■ TASK DIRECTIONS: List all the lines in these records that hold "JSON".
** begin **
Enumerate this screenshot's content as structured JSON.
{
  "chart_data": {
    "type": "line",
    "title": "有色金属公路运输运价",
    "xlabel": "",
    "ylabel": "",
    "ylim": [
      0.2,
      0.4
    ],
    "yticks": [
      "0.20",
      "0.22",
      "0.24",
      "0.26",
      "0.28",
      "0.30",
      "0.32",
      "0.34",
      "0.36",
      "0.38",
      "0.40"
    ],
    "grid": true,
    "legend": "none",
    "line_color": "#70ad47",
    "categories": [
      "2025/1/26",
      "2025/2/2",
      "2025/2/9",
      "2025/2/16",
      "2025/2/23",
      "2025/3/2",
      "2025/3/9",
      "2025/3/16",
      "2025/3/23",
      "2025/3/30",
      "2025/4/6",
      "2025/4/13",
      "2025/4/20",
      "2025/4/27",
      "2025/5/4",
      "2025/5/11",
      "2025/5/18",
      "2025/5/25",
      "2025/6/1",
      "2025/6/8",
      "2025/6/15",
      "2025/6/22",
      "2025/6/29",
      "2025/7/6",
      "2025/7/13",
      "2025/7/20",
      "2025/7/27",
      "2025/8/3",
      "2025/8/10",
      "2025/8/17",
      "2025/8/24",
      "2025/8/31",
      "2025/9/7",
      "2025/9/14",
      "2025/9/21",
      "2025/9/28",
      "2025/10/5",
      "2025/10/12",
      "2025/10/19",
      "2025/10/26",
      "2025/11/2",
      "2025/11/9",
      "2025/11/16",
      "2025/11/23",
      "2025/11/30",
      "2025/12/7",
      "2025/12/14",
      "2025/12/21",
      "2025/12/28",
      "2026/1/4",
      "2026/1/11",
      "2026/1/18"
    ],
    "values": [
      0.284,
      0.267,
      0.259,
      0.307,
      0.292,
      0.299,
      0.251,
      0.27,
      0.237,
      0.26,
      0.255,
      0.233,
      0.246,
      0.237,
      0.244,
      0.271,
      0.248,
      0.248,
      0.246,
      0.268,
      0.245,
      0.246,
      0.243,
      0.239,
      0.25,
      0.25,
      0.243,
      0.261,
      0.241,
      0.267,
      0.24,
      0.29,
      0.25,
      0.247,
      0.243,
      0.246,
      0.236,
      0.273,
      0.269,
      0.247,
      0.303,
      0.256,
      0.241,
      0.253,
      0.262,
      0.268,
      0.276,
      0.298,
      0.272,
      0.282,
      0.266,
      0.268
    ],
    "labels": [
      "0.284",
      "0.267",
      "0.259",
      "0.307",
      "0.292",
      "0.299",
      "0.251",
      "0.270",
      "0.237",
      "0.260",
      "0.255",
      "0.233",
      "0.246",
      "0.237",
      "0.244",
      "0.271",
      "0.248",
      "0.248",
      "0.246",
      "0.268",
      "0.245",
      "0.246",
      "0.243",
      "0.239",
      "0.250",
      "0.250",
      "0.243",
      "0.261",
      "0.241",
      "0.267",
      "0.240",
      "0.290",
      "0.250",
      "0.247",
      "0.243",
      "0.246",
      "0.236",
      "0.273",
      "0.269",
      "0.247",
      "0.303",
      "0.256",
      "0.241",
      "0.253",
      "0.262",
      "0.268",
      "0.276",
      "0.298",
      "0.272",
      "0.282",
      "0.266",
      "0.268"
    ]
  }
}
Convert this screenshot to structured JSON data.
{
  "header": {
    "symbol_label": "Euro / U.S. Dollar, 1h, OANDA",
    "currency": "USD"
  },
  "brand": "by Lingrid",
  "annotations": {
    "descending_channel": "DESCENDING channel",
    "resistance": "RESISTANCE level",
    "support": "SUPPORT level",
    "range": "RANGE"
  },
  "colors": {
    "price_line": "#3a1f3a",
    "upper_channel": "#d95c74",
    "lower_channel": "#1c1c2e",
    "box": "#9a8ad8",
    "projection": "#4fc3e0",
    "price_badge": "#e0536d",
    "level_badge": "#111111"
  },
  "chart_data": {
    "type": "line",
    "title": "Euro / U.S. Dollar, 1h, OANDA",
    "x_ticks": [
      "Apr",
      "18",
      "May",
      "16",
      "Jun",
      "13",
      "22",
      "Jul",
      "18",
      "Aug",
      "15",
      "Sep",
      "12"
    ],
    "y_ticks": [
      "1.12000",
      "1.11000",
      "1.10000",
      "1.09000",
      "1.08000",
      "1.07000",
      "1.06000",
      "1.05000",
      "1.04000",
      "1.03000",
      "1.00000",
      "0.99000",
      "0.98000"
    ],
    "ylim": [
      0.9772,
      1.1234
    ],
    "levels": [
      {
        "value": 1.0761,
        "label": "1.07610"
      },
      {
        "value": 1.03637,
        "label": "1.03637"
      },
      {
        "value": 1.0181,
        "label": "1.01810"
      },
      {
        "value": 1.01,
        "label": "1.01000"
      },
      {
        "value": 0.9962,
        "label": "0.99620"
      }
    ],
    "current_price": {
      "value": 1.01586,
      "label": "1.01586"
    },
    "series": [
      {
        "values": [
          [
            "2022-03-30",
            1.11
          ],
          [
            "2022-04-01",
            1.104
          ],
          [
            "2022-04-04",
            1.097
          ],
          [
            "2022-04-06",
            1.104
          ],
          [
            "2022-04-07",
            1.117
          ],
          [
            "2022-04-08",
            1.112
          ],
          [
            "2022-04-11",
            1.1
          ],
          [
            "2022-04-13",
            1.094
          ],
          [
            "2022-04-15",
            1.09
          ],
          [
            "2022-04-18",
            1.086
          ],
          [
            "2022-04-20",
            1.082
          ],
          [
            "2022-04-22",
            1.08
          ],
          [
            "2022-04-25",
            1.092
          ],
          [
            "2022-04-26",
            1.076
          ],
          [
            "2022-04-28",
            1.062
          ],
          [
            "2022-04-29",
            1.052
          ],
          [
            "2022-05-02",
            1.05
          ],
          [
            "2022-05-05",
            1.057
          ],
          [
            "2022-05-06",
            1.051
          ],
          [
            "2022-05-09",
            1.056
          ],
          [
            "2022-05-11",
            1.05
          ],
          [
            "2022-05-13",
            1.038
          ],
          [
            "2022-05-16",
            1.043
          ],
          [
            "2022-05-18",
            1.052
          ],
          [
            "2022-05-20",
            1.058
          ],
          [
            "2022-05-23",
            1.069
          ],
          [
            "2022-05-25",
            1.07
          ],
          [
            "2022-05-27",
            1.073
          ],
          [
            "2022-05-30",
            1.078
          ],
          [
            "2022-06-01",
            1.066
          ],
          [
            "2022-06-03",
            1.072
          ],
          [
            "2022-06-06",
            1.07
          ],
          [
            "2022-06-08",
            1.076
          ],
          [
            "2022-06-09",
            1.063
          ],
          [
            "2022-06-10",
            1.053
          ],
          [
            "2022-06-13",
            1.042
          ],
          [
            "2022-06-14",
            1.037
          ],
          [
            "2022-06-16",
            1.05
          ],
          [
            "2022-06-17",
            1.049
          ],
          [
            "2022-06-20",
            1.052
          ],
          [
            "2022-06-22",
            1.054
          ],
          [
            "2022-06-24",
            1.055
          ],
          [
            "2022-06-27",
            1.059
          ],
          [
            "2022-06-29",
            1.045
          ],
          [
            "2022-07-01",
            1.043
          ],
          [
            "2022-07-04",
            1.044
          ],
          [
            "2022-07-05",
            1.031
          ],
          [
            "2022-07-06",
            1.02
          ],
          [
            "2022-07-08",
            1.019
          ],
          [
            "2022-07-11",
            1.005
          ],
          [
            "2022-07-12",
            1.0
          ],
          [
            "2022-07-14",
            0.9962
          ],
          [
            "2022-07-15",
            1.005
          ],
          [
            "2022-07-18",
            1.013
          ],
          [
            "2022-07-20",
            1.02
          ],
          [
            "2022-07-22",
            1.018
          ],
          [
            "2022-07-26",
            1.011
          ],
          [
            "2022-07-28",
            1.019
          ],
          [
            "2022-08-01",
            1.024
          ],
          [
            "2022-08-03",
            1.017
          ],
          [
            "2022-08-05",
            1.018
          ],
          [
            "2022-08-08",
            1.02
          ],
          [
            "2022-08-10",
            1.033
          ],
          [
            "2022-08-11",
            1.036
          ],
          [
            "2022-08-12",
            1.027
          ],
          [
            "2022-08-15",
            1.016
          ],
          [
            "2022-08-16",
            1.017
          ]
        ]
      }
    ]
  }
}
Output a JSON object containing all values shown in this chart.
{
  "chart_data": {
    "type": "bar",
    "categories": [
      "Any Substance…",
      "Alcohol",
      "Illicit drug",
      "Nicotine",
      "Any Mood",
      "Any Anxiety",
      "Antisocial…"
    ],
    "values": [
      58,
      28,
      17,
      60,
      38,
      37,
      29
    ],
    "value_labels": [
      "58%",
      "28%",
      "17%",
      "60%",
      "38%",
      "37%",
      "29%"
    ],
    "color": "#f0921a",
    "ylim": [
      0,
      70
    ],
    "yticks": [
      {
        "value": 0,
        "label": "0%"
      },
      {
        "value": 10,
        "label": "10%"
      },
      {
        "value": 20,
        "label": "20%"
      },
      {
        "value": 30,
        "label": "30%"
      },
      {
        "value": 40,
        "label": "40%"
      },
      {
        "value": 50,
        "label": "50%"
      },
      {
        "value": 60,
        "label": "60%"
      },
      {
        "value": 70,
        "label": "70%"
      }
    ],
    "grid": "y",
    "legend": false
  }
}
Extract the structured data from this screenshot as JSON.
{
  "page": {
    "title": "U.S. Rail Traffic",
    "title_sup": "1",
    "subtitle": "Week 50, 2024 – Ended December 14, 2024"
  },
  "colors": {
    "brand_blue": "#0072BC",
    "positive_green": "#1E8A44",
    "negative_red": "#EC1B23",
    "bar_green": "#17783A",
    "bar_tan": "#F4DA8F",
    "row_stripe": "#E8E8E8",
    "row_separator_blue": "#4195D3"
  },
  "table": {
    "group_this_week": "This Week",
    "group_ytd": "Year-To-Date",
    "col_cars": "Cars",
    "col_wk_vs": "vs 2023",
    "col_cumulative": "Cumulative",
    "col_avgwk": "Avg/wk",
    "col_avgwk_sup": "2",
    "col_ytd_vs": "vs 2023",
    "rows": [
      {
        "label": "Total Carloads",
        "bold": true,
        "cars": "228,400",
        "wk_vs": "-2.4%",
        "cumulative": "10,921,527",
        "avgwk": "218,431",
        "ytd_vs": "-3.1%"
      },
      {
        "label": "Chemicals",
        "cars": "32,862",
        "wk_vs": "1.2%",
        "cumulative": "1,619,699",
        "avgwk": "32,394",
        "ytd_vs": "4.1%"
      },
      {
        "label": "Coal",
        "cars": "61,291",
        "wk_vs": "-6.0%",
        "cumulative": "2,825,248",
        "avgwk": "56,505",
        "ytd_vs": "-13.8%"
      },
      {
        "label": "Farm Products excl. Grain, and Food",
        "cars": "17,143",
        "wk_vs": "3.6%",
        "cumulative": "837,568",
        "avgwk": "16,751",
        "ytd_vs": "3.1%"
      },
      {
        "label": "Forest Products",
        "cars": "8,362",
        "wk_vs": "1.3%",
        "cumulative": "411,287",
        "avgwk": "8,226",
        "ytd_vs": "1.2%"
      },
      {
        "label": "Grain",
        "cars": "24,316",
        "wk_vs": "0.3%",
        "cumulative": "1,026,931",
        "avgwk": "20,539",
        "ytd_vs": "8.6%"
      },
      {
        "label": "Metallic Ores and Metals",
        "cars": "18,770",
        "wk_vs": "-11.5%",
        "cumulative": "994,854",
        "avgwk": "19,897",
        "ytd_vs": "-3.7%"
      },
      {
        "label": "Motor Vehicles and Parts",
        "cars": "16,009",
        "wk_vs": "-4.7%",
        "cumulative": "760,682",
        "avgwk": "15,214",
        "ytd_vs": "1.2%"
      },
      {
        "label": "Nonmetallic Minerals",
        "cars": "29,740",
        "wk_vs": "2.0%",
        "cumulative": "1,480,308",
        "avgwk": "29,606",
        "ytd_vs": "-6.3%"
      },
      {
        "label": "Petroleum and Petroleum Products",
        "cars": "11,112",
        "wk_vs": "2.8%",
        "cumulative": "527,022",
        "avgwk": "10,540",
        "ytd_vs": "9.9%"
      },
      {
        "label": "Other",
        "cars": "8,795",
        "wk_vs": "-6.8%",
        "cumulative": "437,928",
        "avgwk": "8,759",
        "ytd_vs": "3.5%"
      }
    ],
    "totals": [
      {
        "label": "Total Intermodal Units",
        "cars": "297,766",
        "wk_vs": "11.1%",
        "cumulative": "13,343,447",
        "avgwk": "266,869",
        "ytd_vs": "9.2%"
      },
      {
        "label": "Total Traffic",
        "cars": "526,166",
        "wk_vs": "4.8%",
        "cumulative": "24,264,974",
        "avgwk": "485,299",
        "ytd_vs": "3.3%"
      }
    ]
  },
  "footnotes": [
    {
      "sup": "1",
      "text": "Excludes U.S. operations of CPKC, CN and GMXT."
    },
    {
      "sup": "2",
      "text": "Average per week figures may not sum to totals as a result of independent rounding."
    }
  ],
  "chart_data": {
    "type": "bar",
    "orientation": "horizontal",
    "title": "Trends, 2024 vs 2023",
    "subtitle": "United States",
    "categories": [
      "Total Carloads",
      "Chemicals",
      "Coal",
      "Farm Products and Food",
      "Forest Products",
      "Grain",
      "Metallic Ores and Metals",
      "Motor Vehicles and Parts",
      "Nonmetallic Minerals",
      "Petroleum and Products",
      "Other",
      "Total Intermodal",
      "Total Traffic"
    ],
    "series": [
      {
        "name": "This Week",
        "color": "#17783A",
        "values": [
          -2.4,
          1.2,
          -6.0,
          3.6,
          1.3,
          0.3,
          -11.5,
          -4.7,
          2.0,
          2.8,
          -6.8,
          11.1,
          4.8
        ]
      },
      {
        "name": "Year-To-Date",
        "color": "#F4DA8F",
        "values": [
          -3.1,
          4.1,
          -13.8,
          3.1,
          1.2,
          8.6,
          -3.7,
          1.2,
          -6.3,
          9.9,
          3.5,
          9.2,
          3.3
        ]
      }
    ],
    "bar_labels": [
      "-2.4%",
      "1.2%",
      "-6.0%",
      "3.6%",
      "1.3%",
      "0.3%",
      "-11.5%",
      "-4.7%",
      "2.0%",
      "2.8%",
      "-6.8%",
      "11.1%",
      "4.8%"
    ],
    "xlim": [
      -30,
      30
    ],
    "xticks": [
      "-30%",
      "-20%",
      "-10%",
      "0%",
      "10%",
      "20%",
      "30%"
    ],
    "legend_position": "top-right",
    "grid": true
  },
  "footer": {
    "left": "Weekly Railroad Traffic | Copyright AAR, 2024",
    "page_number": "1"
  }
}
** end **
■ TASK OUTPUT:
Enumerate this screenshot's content as structured JSON.
Convert this screenshot to structured JSON data.
Output a JSON object containing all values shown in this chart.
Extract the structured data from this screenshot as JSON.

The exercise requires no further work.